# SOURCE EXCERPT
--------

Thanks for the mail.

I am not sure if reducing by lvreduce alone is safe and will actually reduce the underneath file system also, look at this sequence ..

lvcreate -n test -L10G vg0

df -h /test/
Filesystem                 Size  Used   Avail Use% Mounted on
/dev/mapper/vg0-test  9.9G  151M  9.2G   2% /test

created some pseudo 2GB files with dd and /test now is 

df -h
Filesystem                Size  Used   Avail Use% Mounted on
/dev/mapper/vg0-test  9.9G  2.2G  7.2G  24% /test

lvreduce -L -1G -n /dev/vg0/test
lvs
LV   VG   Attr   LSize Origin Snap%  Move Log Copy%  Convert
test vg0  -wi-a- 9.00G                     

mount /dev/vg0/test /test/
df -h
Filesystem                 Size  Used  Avail Use% Mounted on
/dev/mapper/vg0-test  9.9G  2.2G  7.2G  24% /test

you see after lvreduce 1G and mount /test again , it still shows /test as 7.2G while as it should be 6.2G

Tariq

On Sun, May 20, 2012 at 4:44 AM, Andy Smith <andy@strugglers.net> wrote:
Hi tariq,

On Fri, May 18, 2012 at 07:43:40PM +0530, tariq wali wrote:
> so to i guess to do this right i should have
>
> resize2fs /dev/vg0/data 1.6T or (1600G)

--------

# INFORMATION SUPPLIED
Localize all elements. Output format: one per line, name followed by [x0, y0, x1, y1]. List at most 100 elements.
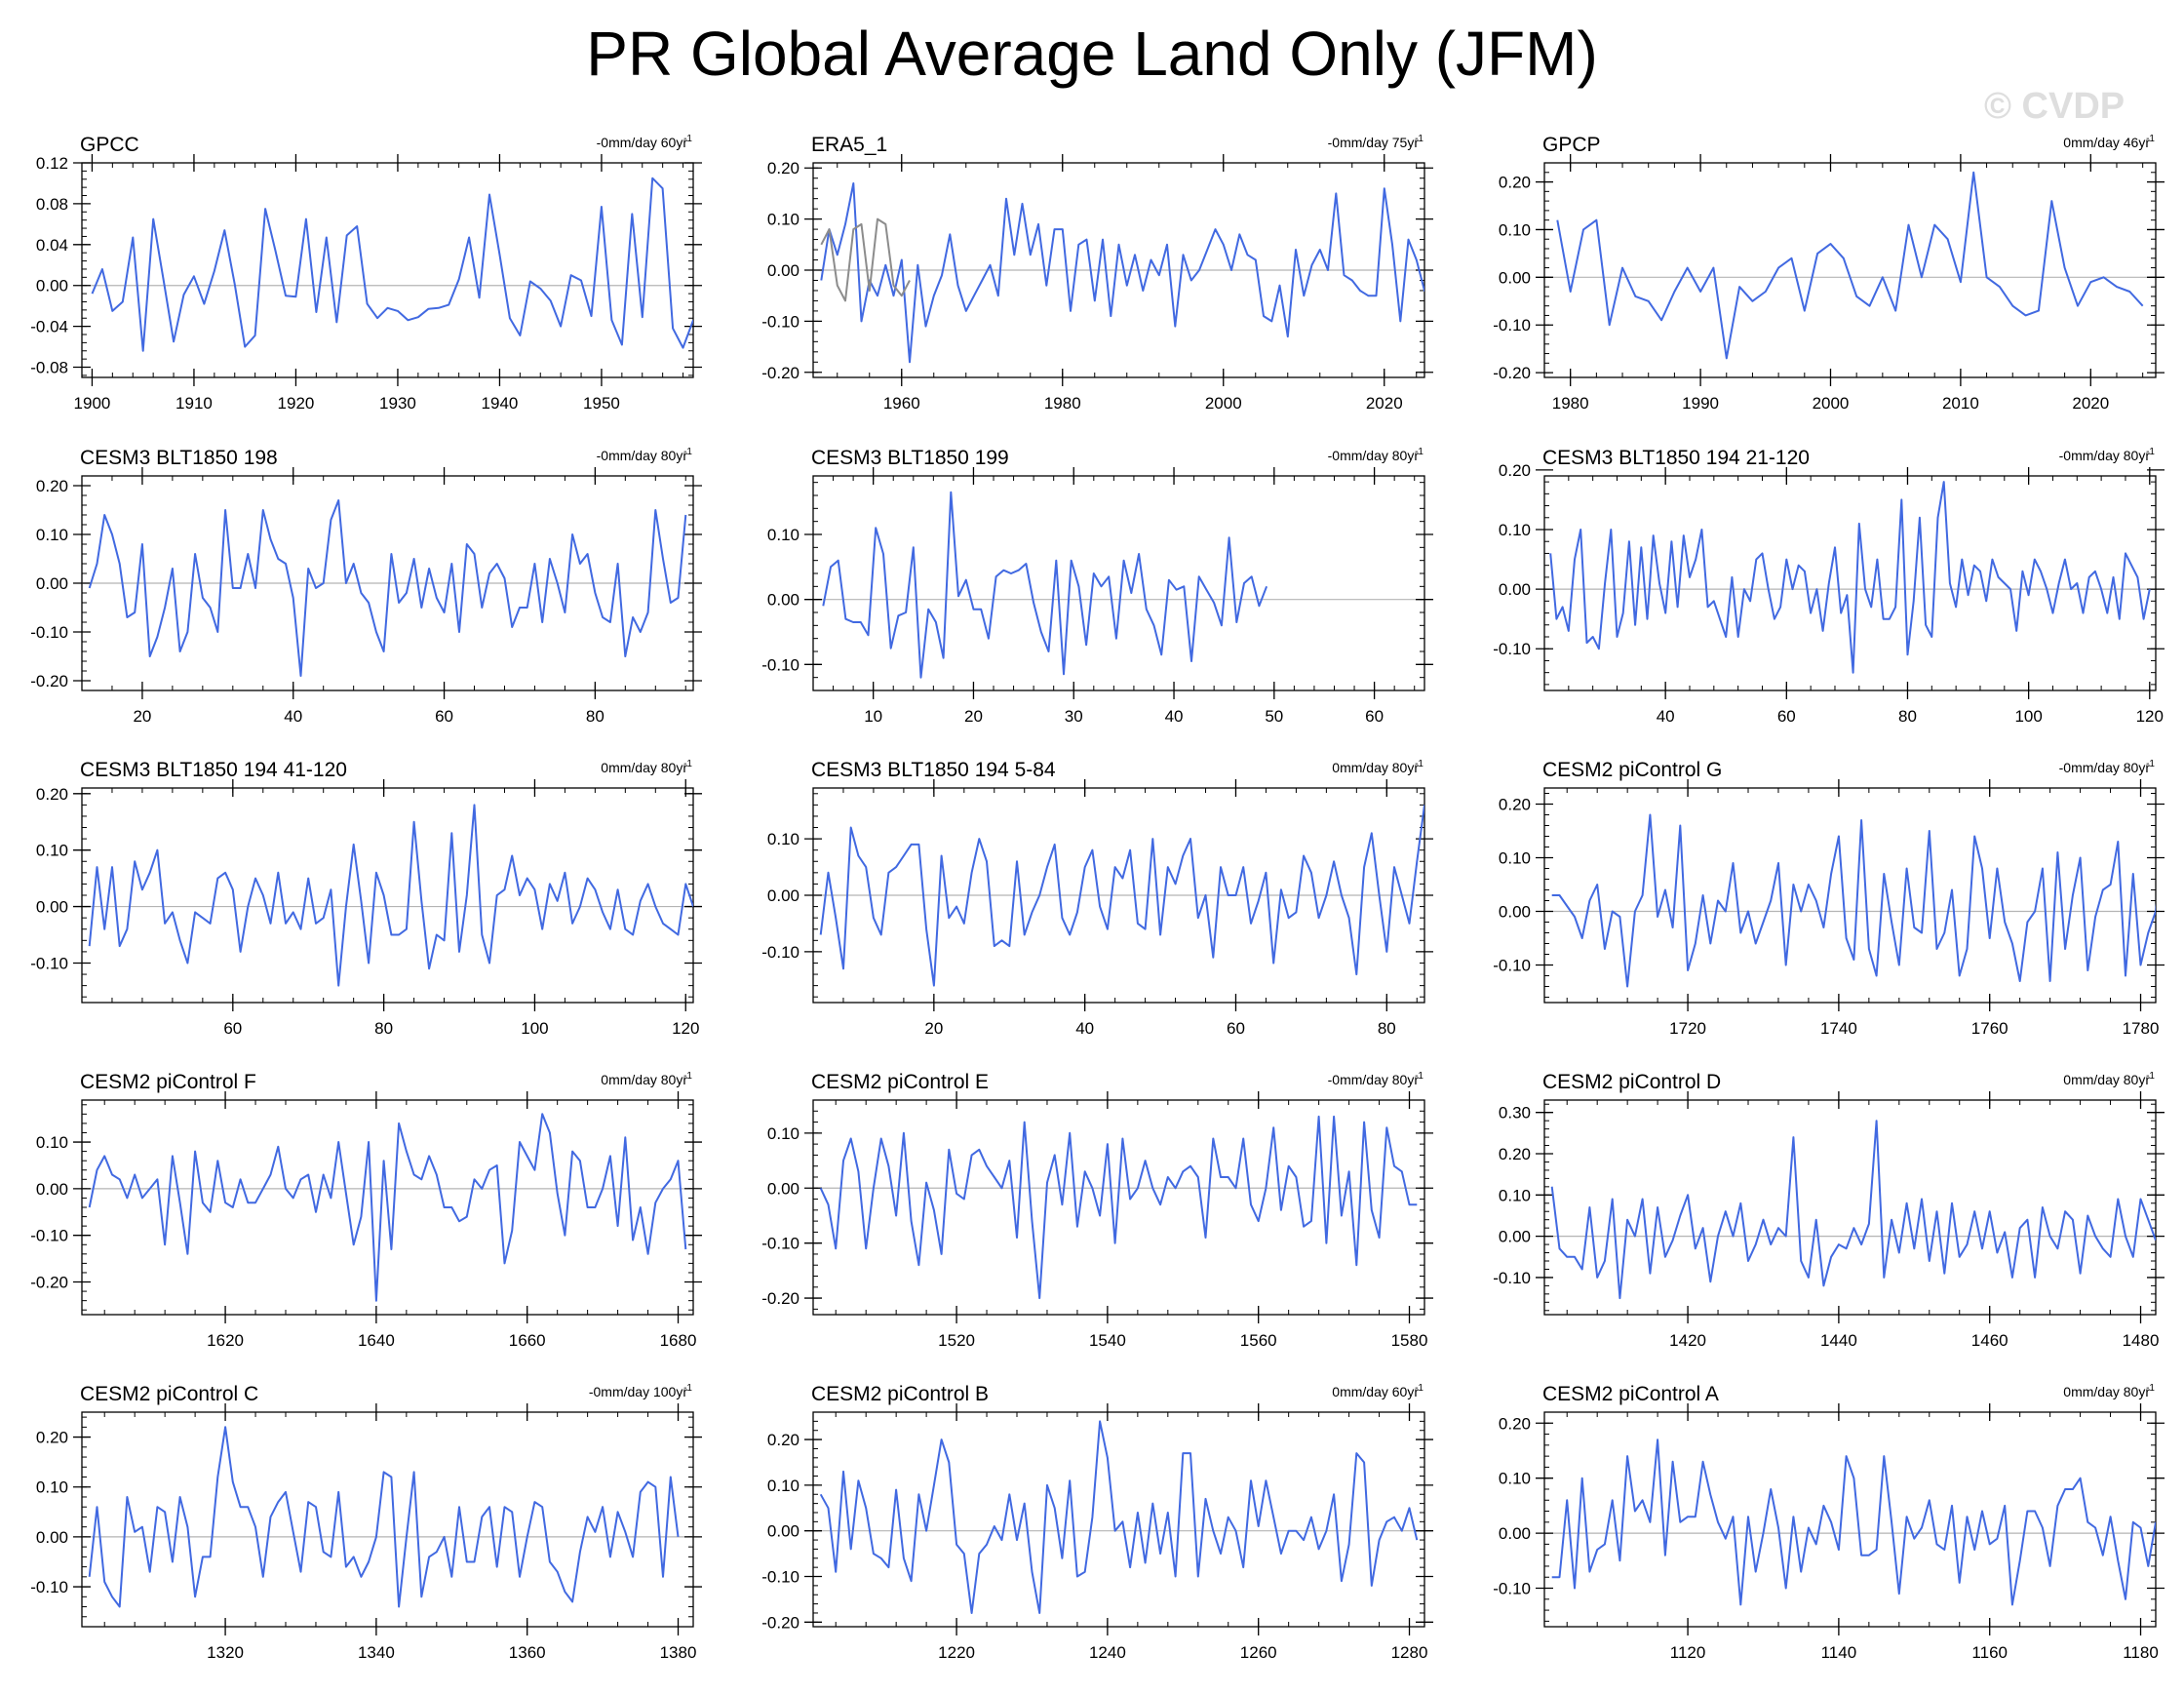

--------

# WHAT IS EXPECTED
Write the next part of the email thread about shrinking an LVM logical volume, picking up right after its last line. None of the data above has any bearing on the work here.

# FINAL RESULT
>
> and then lvreduce -n data -L 100G /dev/vg0/data ( to reduce the lvm by 100
> )

I believe that will also reduce the LV *to* 100G. You want:

# lvreduce -n data -L-100G

if you want to reduce it *by* 100G.

Nothing like FS/LV shrinking to keep you on your toes..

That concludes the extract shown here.